What is being asked:
Each line containing the word "探究导学案空白" must be collected.
-- Begin Input data --
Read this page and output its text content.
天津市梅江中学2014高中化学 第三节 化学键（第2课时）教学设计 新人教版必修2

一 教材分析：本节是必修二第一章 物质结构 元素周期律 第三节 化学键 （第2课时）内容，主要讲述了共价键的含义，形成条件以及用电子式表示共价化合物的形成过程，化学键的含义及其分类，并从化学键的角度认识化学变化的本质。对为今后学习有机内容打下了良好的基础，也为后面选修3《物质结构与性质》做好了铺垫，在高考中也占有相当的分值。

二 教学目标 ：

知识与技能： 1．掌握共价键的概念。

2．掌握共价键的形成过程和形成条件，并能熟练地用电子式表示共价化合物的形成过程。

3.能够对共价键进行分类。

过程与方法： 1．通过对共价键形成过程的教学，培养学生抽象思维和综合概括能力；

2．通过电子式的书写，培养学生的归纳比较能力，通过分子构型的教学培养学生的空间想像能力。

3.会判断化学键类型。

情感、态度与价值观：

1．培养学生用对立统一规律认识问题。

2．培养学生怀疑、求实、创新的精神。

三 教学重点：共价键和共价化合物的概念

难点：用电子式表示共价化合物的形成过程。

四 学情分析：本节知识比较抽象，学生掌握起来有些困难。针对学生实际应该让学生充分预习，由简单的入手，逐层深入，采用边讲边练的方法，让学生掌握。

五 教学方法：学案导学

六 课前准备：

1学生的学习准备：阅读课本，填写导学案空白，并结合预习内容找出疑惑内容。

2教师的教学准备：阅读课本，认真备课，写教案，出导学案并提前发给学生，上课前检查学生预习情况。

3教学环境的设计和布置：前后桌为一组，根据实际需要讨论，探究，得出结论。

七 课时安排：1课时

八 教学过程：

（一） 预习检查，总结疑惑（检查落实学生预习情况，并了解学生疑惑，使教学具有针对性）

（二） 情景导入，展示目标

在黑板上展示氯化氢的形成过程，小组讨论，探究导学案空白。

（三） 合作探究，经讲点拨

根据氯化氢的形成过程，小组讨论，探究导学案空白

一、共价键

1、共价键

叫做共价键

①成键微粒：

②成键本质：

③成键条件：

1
-- End Input data --
The completed task:
在黑板上展示氯化氢的形成过程，小组讨论，探究导学案空白。
根据氯化氢的形成过程，小组讨论，探究导学案空白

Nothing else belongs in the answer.